#### What the exercise asks
List each line of the data that holds the string "title", please.

#### Materials provided
* begin *

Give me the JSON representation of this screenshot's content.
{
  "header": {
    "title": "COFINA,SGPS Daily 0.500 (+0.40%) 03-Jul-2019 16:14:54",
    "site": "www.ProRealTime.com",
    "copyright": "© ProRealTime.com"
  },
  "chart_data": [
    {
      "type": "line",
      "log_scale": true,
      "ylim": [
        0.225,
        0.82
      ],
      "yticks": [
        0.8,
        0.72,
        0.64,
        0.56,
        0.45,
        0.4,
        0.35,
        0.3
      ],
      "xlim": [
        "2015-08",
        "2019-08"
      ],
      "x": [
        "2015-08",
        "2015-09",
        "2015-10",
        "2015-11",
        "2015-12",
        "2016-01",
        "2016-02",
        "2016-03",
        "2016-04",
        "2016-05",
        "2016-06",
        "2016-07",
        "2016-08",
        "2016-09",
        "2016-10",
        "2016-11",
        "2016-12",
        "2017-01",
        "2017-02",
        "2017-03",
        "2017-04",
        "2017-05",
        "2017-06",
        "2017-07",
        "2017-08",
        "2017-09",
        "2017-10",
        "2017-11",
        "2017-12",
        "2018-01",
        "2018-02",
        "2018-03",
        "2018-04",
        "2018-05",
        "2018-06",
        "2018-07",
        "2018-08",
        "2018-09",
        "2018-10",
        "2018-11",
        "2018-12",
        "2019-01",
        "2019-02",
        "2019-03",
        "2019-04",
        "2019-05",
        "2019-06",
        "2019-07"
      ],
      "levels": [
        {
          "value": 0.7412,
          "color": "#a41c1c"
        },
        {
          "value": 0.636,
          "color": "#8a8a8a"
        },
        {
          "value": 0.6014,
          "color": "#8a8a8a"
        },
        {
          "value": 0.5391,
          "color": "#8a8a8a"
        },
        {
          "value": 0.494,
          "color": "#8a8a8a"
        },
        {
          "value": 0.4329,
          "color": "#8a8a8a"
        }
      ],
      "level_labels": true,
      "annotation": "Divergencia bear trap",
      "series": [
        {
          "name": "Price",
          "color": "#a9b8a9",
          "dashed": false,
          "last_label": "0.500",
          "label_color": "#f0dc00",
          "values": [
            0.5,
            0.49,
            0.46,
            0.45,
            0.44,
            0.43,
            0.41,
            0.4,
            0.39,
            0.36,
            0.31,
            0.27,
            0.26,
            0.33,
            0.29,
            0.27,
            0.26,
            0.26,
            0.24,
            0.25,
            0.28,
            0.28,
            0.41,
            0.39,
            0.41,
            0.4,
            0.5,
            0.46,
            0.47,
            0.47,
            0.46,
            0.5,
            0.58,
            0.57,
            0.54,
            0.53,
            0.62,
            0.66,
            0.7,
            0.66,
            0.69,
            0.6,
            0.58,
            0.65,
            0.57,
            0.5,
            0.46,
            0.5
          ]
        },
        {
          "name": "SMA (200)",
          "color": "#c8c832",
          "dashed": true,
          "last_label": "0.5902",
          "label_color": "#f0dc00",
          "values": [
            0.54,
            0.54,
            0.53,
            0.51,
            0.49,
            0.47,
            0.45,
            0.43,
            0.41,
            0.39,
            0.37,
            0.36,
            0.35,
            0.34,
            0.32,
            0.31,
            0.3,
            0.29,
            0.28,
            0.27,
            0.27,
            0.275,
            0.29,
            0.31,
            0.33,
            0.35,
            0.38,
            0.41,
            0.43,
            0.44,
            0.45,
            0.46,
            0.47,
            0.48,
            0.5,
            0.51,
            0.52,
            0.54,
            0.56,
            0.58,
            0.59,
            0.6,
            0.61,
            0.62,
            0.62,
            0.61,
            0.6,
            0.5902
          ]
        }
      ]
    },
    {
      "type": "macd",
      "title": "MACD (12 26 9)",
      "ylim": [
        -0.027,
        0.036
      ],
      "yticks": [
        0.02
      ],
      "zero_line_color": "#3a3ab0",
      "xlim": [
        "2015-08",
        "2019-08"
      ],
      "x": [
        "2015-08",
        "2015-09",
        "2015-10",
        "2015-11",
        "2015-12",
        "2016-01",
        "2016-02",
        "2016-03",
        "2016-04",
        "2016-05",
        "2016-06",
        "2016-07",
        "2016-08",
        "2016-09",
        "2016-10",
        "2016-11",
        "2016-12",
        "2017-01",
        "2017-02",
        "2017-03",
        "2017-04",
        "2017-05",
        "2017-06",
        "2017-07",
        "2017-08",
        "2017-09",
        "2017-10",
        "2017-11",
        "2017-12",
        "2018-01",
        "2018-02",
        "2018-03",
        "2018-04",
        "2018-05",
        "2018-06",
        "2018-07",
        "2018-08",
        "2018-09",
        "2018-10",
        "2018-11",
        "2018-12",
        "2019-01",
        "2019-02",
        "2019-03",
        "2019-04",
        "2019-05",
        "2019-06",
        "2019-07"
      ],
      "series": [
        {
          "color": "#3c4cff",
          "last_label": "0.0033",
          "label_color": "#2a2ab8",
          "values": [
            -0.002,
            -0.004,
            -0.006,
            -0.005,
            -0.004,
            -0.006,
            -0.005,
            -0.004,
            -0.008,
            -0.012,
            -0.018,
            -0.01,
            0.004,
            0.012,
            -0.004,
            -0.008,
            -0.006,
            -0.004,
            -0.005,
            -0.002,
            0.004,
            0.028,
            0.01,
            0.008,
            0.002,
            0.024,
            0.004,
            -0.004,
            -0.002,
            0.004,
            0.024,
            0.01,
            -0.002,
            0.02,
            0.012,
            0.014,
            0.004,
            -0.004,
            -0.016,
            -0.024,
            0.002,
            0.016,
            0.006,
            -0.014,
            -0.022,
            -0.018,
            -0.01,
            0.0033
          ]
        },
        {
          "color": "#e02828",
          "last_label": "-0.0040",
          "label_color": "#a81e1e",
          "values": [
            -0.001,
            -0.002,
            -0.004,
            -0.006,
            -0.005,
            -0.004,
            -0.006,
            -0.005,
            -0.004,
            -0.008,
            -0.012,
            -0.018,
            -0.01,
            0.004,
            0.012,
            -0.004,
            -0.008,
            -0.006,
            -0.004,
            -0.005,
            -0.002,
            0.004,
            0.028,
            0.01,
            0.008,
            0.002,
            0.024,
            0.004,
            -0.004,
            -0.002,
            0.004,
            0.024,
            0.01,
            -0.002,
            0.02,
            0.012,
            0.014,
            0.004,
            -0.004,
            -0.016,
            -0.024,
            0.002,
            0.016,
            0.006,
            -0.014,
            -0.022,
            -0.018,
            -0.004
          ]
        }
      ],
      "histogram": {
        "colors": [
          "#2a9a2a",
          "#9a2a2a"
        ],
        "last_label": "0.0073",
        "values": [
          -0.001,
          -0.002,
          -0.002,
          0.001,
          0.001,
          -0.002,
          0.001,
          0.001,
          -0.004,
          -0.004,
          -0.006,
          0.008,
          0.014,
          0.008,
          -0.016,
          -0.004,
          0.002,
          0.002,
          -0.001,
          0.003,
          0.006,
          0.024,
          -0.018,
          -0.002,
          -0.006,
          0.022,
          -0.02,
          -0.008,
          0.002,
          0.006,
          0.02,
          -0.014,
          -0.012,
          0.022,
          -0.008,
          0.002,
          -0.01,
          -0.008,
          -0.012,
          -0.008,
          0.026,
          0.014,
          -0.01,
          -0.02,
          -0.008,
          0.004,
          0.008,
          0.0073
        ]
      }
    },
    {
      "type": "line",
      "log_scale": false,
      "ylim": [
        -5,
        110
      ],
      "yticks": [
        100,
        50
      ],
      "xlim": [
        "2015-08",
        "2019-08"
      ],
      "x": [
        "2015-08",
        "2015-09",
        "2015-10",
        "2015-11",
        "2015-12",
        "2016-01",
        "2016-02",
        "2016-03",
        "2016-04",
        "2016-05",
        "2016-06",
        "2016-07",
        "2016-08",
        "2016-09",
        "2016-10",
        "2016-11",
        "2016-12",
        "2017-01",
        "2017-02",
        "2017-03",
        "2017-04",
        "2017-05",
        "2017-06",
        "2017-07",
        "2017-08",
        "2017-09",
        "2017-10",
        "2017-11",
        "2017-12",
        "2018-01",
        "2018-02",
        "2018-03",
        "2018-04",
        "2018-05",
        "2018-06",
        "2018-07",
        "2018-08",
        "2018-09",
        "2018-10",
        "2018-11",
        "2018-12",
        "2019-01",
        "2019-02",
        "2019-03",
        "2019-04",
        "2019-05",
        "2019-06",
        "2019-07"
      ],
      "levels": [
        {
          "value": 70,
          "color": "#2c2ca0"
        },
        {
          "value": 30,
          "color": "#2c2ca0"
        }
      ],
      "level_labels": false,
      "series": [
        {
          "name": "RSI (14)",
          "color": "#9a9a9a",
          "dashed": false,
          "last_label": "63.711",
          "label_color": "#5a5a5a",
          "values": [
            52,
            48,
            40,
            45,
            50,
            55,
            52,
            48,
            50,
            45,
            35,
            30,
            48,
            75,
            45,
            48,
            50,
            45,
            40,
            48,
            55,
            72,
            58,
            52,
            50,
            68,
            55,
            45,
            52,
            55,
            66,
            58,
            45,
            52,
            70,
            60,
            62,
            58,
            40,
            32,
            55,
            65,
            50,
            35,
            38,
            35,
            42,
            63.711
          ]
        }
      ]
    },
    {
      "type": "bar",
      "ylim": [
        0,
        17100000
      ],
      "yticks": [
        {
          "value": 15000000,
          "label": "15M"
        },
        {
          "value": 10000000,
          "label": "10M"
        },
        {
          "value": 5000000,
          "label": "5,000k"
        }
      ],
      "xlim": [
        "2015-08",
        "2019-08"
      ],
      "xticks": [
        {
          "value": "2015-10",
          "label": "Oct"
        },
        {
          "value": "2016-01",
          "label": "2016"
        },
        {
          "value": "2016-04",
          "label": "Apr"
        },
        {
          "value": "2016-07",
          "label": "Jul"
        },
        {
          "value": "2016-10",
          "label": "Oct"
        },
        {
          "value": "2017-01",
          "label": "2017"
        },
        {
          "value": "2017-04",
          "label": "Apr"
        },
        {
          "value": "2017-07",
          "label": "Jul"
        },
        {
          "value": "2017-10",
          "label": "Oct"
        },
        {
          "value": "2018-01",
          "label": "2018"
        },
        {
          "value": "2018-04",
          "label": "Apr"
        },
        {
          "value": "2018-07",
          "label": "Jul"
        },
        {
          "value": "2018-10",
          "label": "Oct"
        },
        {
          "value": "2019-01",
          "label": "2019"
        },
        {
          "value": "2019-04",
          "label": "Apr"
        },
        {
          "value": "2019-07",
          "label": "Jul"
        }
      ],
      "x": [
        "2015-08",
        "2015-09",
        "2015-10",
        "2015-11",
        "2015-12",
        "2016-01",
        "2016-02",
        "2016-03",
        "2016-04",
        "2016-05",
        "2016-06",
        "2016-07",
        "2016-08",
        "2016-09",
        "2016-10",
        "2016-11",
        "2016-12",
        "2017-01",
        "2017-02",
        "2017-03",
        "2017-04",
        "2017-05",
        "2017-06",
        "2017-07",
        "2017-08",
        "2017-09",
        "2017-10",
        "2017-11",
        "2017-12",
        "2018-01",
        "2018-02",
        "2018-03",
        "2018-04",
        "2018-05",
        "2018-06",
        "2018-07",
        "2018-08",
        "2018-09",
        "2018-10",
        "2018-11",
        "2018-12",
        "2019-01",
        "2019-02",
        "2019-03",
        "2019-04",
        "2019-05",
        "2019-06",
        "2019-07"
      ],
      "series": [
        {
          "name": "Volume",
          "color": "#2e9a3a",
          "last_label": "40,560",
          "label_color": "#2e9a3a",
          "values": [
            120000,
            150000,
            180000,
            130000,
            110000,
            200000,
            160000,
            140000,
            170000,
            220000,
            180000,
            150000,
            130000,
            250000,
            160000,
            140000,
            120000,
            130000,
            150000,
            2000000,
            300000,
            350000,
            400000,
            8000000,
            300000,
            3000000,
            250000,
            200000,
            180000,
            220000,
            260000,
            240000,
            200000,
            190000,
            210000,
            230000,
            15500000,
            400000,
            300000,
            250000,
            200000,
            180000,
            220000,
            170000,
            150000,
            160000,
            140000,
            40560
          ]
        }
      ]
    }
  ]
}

* end *

#### Output
    "title": "COFINA,SGPS Daily 0.500 (+0.40%) 03-Jul-2019 16:14:54",
      "title": "MACD (12 26 9)",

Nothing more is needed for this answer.